▶ **WRITTEN TASK**: In the material below, the lines containing the word "screenshot" are required; copy each of them.
# # #
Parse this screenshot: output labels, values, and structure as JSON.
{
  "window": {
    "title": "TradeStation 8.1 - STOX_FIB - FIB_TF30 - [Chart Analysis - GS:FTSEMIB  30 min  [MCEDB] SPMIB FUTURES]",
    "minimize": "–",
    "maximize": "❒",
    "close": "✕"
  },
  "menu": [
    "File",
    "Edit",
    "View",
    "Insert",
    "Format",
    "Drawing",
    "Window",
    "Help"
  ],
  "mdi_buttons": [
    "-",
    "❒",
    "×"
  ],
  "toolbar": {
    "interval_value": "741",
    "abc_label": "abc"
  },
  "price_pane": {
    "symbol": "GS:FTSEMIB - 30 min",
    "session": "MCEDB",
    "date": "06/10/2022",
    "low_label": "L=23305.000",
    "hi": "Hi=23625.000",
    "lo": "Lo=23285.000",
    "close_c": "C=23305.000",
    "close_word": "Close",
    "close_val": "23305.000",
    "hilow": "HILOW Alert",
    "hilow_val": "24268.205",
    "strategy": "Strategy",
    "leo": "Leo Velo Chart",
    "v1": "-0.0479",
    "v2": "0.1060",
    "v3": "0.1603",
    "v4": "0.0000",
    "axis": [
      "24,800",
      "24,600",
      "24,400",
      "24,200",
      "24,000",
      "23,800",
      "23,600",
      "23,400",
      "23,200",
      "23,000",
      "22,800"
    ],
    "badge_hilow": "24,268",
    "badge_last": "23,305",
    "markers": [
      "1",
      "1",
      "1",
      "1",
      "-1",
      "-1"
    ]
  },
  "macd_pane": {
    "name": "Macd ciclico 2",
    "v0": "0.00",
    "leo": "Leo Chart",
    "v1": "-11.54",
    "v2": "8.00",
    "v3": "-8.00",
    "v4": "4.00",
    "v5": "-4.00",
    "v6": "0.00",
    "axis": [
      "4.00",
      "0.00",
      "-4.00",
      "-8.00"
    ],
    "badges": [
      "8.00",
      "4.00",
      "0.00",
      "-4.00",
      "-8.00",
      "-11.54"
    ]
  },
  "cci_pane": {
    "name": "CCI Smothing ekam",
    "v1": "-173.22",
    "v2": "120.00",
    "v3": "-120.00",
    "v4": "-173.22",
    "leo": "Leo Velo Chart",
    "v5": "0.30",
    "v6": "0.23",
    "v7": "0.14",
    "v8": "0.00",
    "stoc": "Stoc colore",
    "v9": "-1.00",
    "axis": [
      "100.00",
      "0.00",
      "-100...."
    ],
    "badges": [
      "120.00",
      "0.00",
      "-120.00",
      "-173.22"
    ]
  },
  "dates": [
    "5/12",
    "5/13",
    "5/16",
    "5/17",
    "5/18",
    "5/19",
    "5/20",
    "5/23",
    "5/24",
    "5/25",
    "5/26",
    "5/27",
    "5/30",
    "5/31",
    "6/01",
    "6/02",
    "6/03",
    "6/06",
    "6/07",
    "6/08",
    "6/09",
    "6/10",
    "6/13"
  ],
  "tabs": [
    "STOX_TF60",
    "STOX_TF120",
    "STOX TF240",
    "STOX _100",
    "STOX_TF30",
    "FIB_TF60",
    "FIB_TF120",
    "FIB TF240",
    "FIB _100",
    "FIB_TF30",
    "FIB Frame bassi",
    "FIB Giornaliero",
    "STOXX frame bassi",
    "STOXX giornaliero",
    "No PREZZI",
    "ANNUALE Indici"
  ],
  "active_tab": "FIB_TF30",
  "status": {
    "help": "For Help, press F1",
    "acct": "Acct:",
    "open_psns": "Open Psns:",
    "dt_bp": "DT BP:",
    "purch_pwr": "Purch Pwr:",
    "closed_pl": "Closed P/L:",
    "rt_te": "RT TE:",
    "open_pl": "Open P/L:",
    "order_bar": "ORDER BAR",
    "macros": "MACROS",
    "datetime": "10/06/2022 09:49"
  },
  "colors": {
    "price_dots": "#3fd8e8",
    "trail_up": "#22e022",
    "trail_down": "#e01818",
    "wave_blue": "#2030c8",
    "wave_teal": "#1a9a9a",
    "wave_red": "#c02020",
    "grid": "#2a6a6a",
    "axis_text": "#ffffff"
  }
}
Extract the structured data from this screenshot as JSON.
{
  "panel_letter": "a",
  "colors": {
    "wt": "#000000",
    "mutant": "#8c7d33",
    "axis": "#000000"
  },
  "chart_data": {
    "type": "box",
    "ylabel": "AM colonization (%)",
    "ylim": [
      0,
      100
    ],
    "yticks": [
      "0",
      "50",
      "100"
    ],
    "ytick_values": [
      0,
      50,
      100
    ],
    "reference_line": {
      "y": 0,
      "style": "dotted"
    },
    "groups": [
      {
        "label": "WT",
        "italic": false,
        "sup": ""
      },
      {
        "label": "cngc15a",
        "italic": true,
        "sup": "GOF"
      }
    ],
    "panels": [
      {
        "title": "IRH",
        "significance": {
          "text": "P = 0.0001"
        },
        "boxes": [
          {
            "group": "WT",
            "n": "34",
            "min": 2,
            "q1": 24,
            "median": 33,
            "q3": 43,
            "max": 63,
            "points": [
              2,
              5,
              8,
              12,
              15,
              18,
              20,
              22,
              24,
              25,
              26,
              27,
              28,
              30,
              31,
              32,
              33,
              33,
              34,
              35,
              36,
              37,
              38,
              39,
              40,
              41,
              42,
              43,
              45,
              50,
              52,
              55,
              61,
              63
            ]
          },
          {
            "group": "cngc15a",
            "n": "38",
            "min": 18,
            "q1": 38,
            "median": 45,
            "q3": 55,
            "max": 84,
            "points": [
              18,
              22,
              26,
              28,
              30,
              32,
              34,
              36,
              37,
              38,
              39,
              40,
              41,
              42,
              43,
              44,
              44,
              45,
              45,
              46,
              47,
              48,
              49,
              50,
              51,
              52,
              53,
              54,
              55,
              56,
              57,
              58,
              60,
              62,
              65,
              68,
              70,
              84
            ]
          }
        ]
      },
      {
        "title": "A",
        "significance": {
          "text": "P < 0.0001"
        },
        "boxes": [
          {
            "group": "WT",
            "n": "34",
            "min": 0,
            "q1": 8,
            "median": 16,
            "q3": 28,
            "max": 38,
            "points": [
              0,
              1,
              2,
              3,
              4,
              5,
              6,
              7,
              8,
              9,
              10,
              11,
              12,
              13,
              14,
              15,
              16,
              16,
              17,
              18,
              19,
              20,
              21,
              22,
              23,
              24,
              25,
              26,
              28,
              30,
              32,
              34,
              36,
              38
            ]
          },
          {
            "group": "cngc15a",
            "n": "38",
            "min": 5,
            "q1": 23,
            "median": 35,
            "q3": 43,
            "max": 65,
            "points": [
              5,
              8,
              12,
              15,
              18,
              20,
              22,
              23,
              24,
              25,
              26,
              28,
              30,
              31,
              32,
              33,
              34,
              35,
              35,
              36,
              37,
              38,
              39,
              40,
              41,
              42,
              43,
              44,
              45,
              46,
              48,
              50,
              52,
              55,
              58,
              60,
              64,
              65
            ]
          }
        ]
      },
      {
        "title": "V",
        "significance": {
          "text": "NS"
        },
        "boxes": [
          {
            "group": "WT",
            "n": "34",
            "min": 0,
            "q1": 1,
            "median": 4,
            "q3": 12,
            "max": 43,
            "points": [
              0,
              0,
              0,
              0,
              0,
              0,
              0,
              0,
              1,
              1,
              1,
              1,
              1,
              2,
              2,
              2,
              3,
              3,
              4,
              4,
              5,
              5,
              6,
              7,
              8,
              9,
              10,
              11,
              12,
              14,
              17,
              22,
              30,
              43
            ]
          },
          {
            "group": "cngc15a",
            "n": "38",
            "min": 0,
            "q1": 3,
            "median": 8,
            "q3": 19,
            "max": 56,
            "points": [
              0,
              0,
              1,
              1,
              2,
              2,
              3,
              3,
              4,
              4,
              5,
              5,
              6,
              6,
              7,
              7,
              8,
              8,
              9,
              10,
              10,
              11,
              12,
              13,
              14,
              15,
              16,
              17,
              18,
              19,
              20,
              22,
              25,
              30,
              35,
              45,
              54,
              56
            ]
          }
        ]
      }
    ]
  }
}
# # #
▶ **ANSWER TO THIS PROBLEM**:
Parse this screenshot: output labels, values, and structure as JSON.
Extract the structured data from this screenshot as JSON.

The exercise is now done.